▶ **Problem to solve**:
Please retype the data in full and exactly; the pictures are not part of the copy.

** BEGIN Extracted entries **

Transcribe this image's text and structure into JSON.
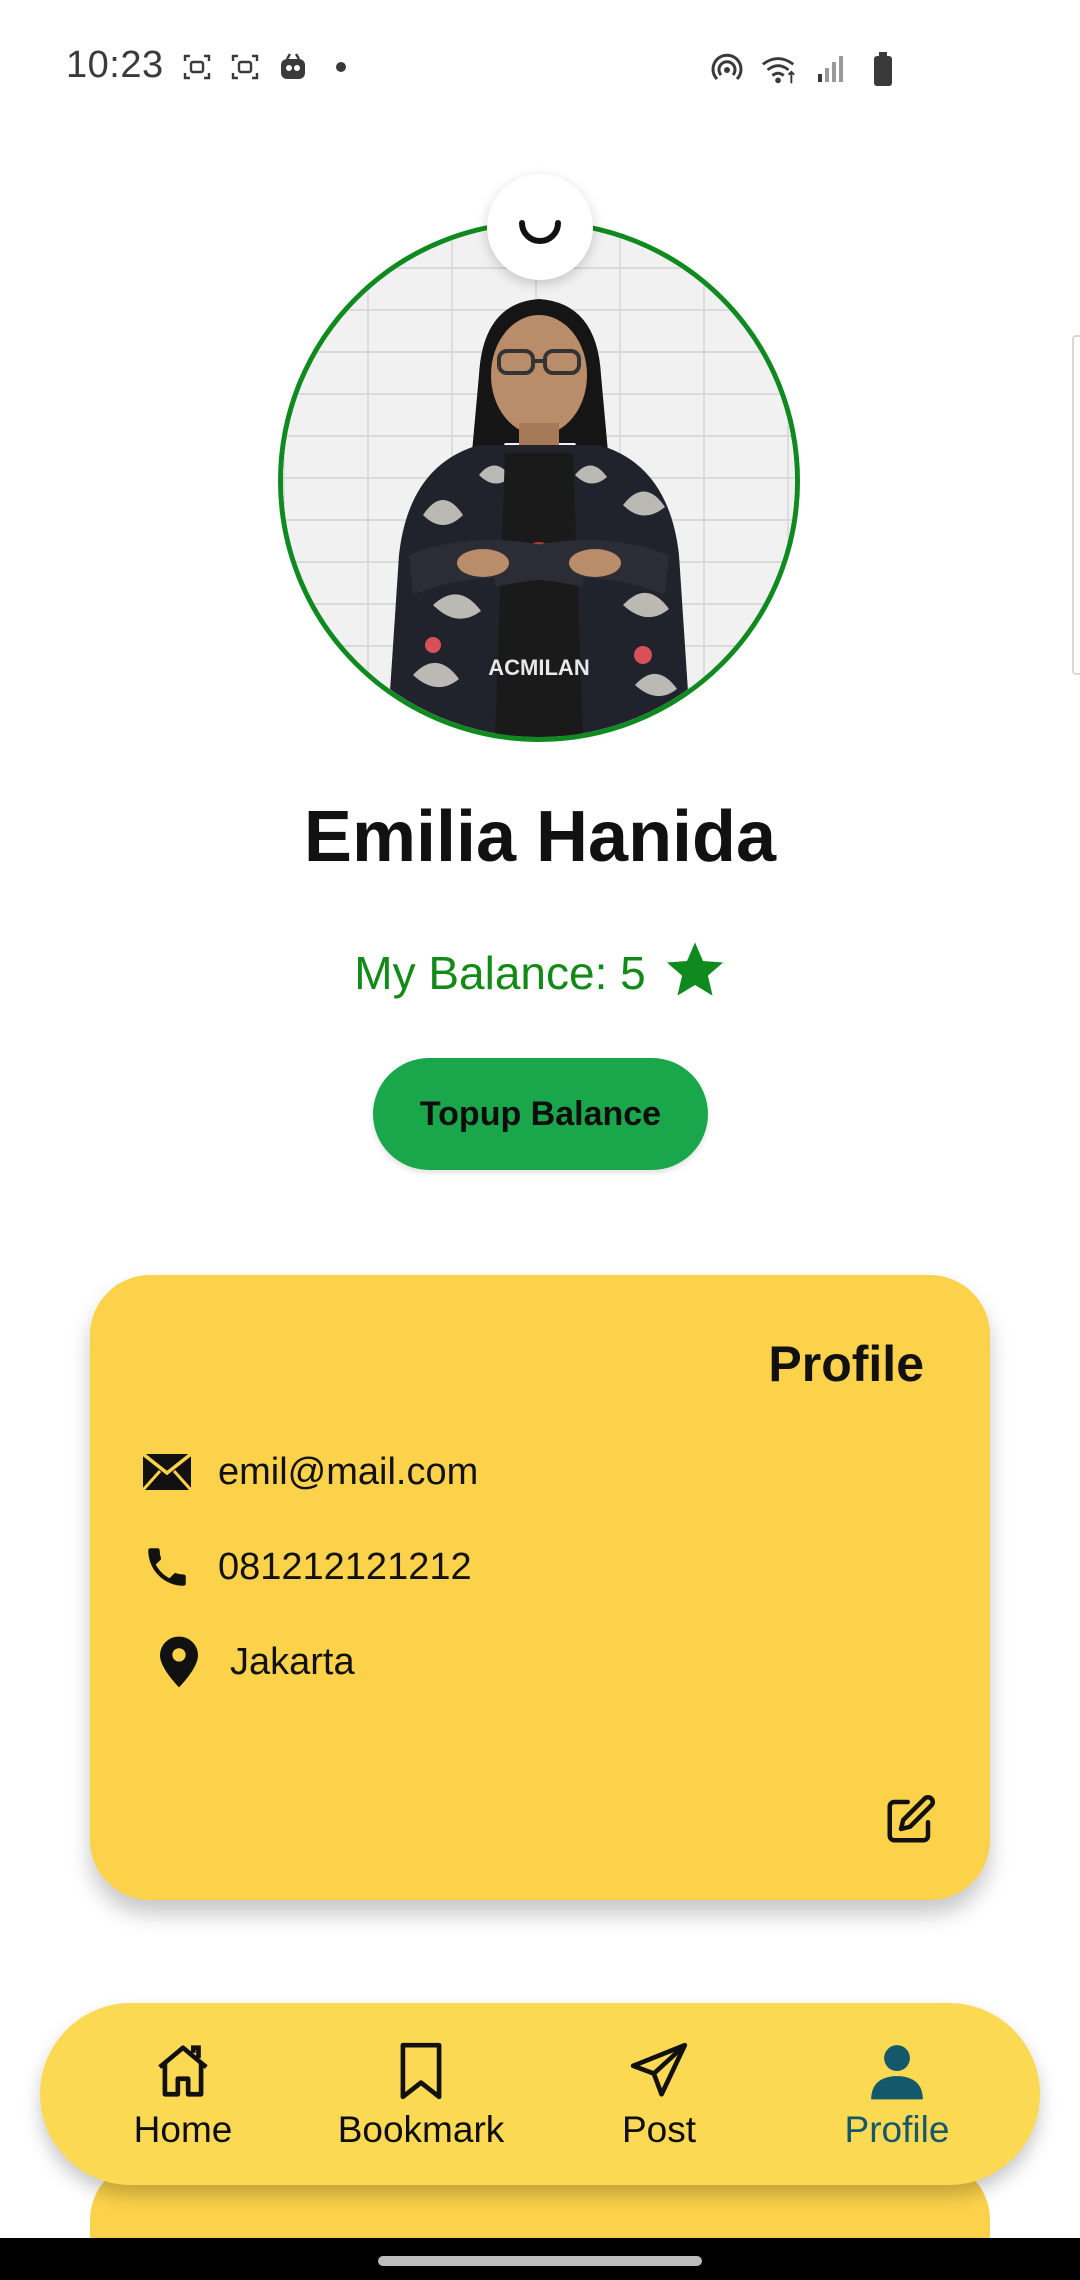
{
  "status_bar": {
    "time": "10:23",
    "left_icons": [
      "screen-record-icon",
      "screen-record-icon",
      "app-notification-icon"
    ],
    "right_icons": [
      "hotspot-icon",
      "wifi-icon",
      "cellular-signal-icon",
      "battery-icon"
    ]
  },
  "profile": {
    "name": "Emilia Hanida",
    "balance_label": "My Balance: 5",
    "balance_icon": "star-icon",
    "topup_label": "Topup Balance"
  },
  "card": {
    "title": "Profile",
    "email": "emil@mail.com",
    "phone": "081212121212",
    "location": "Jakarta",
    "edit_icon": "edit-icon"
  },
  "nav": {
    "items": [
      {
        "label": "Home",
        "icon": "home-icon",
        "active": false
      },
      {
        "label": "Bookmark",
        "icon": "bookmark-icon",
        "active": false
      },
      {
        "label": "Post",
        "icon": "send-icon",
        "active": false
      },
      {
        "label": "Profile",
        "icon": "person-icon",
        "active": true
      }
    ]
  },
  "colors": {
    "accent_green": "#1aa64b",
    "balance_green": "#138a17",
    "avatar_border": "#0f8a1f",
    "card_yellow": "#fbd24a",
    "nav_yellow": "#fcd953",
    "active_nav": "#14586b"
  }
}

** END Extracted entries **

▶ **Reply**:
Transcribe this image's text and structure into JSON.
{
  "status_bar": {
    "time": "10:23",
    "left_icons": [
      "screen-record-icon",
      "screen-record-icon",
      "app-notification-icon"
    ],
    "right_icons": [
      "hotspot-icon",
      "wifi-icon",
      "cellular-signal-icon",
      "battery-icon"
    ]
  },
  "profile": {
    "name": "Emilia Hanida",
    "balance_label": "My Balance: 5",
    "balance_icon": "star-icon",
    "topup_label": "Topup Balance"
  },
  "card": {
    "title": "Profile",
    "email": "emil@mail.com",
    "phone": "081212121212",
    "location": "Jakarta",
    "edit_icon": "edit-icon"
  },
  "nav": {
    "items": [
      {
        "label": "Home",
        "icon": "home-icon",
        "active": false
      },
      {
        "label": "Bookmark",
        "icon": "bookmark-icon",
        "active": false
      },
      {
        "label": "Post",
        "icon": "send-icon",
        "active": false
      },
      {
        "label": "Profile",
        "icon": "person-icon",
        "active": true
      }
    ]
  },
  "colors": {
    "accent_green": "#1aa64b",
    "balance_green": "#138a17",
    "avatar_border": "#0f8a1f",
    "card_yellow": "#fbd24a",
    "nav_yellow": "#fcd953",
    "active_nav": "#14586b"
  }
}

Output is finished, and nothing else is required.